- **Material provided**
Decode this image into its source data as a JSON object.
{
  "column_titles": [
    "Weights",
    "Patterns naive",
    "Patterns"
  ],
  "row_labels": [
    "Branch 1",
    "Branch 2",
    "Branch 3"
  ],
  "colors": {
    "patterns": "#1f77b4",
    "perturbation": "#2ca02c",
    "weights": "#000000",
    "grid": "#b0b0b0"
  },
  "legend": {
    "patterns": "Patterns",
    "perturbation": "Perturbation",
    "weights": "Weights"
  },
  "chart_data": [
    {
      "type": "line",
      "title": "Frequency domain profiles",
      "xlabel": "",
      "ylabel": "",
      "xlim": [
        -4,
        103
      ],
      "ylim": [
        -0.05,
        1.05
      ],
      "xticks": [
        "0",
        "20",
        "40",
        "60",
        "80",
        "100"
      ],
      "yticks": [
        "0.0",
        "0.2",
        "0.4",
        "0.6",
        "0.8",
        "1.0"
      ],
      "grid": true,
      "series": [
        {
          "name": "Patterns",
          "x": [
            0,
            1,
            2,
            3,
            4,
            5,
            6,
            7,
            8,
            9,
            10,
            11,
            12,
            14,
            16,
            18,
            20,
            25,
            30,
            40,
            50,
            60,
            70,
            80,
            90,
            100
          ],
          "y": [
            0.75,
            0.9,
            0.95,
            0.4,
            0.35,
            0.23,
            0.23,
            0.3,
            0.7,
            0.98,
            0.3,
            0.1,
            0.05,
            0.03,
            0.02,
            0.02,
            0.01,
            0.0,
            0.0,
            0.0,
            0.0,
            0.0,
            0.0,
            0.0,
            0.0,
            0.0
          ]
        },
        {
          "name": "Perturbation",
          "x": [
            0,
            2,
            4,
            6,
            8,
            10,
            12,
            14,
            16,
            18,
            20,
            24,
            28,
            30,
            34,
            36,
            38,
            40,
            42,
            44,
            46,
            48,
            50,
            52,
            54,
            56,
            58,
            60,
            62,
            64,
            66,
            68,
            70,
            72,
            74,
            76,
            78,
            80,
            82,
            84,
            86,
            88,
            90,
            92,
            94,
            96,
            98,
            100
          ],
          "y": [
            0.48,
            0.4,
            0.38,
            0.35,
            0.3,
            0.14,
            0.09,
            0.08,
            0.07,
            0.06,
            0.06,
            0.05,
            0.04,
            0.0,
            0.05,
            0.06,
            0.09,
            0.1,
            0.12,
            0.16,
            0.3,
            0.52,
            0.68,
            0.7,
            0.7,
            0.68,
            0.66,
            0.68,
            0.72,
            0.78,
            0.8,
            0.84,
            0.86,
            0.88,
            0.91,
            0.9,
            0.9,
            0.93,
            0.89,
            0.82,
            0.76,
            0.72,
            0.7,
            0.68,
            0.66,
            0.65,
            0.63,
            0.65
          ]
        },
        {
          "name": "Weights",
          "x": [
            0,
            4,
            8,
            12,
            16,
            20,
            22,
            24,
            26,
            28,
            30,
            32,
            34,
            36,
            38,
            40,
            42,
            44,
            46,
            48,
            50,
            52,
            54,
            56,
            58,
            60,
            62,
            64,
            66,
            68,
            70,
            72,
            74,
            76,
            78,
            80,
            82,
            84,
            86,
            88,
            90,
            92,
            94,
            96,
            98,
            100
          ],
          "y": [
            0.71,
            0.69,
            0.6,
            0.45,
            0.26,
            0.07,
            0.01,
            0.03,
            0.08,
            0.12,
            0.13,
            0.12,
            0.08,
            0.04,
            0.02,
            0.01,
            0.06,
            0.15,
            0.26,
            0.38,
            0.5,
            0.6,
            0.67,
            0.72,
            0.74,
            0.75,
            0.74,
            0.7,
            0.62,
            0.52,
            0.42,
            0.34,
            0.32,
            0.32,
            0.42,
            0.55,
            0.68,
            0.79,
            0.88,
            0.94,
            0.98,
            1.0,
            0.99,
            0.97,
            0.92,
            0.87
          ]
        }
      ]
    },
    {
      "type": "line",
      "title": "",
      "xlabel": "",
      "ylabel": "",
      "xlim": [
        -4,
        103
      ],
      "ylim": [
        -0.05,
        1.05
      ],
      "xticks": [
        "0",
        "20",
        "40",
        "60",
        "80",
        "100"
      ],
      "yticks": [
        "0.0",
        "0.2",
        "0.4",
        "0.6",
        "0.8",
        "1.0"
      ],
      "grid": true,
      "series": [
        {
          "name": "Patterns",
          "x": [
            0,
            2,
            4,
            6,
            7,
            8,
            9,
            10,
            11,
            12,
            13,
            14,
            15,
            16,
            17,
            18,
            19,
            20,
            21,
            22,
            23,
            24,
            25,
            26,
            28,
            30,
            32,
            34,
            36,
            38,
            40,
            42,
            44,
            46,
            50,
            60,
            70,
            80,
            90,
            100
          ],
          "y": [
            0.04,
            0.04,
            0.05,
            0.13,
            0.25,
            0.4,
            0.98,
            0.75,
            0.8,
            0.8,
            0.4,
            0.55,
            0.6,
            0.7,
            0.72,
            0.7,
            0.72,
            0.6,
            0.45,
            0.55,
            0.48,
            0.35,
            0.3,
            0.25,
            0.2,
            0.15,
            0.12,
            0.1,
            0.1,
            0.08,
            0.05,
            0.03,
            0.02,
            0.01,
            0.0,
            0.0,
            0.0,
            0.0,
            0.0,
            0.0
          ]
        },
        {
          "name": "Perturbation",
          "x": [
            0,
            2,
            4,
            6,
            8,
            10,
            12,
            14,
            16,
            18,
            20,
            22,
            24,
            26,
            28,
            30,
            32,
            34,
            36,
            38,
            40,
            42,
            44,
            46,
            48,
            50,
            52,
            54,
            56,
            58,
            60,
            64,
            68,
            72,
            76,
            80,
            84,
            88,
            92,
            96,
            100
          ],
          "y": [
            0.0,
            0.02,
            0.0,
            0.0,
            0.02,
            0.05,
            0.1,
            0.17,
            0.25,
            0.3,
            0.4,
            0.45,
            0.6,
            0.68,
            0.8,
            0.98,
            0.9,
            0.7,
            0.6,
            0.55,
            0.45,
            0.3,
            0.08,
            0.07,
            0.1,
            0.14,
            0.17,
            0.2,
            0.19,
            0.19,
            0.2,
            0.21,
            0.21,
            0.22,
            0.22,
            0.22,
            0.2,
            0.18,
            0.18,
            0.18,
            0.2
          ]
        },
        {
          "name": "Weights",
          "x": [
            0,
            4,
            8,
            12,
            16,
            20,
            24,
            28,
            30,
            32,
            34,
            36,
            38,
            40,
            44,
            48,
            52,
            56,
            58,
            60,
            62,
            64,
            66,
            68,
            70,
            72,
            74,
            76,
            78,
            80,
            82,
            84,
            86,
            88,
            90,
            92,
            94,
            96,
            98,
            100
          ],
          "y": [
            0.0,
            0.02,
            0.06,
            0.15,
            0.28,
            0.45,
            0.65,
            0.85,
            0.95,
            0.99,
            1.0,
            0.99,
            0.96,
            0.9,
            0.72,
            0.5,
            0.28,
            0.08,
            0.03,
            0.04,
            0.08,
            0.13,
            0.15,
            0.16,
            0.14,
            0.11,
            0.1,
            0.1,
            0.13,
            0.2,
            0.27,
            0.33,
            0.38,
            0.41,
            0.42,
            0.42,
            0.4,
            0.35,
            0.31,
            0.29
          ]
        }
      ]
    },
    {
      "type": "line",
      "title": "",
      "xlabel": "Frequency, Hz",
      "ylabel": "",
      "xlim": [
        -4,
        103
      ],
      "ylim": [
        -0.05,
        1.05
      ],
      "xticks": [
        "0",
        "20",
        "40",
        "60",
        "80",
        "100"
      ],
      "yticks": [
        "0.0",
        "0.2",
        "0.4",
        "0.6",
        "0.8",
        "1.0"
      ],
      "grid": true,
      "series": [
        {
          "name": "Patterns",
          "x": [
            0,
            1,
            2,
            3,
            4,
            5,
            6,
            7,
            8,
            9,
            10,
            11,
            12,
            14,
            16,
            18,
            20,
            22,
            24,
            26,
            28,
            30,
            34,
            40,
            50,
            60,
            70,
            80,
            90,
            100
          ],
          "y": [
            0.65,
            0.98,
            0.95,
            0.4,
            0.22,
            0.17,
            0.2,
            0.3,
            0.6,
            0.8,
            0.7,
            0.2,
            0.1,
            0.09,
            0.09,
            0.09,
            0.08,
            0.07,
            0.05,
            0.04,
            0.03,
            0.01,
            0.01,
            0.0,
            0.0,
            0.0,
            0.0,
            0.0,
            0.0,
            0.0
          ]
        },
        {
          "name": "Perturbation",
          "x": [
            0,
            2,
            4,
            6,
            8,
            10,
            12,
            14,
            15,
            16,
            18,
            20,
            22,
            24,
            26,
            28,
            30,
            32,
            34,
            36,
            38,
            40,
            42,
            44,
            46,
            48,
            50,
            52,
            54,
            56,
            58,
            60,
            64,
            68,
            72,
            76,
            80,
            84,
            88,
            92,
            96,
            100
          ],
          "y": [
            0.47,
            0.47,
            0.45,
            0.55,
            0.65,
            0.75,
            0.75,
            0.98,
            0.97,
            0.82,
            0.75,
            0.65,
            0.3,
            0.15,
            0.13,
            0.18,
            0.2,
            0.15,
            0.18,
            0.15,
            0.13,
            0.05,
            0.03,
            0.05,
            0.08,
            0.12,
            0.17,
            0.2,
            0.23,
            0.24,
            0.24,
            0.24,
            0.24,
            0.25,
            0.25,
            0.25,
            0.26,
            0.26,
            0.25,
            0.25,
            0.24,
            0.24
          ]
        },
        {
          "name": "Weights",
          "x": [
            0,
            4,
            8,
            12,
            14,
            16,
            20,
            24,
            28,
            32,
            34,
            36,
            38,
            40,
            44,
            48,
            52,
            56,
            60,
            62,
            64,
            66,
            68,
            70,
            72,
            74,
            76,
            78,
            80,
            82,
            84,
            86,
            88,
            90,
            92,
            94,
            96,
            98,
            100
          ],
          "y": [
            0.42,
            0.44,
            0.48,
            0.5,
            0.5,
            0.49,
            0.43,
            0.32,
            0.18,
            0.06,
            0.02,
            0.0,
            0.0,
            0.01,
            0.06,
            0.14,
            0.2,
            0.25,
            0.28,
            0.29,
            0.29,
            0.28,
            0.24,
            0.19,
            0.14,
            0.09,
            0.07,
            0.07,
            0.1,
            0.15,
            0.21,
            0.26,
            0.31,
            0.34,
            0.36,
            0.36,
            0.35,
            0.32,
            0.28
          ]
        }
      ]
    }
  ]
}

- **Stated problem**
Take each line of the material that contains the word "Frequency" and list it.

- **The result**
      "title": "Frequency domain profiles",
      "xlabel": "Frequency, Hz",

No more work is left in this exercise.